## TASK DIRECTIONS
Quote the whole listing exactly. Leave the pictures out of your copy.

------------------------------------------------

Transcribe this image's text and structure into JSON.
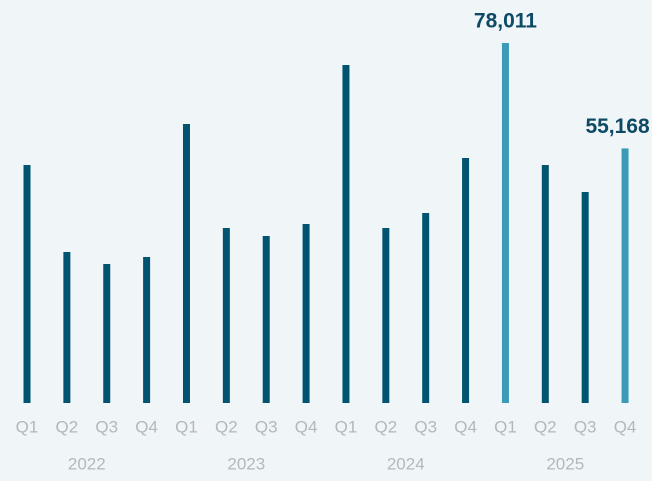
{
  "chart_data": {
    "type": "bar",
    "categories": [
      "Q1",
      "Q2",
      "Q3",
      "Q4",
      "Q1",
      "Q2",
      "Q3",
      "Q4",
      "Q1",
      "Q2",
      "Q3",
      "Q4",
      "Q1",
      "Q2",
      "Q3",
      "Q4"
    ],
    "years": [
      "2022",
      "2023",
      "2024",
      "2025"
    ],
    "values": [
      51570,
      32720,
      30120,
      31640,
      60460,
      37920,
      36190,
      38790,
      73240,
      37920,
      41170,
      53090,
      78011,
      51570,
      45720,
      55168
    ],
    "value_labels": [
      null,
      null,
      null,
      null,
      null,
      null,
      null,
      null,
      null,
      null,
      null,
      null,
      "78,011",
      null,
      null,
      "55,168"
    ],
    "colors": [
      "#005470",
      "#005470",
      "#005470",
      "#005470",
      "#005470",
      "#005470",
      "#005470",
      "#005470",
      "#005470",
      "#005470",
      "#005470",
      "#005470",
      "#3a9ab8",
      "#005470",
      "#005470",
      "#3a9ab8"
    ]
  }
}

------------------------------------------------

## EXERCISE RESPONSE
Transcribe this image's text and structure into JSON.
{
  "chart_data": {
    "type": "bar",
    "categories": [
      "Q1",
      "Q2",
      "Q3",
      "Q4",
      "Q1",
      "Q2",
      "Q3",
      "Q4",
      "Q1",
      "Q2",
      "Q3",
      "Q4",
      "Q1",
      "Q2",
      "Q3",
      "Q4"
    ],
    "years": [
      "2022",
      "2023",
      "2024",
      "2025"
    ],
    "values": [
      51570,
      32720,
      30120,
      31640,
      60460,
      37920,
      36190,
      38790,
      73240,
      37920,
      41170,
      53090,
      78011,
      51570,
      45720,
      55168
    ],
    "value_labels": [
      null,
      null,
      null,
      null,
      null,
      null,
      null,
      null,
      null,
      null,
      null,
      null,
      "78,011",
      null,
      null,
      "55,168"
    ],
    "colors": [
      "#005470",
      "#005470",
      "#005470",
      "#005470",
      "#005470",
      "#005470",
      "#005470",
      "#005470",
      "#005470",
      "#005470",
      "#005470",
      "#005470",
      "#3a9ab8",
      "#005470",
      "#005470",
      "#3a9ab8"
    ]
  }
}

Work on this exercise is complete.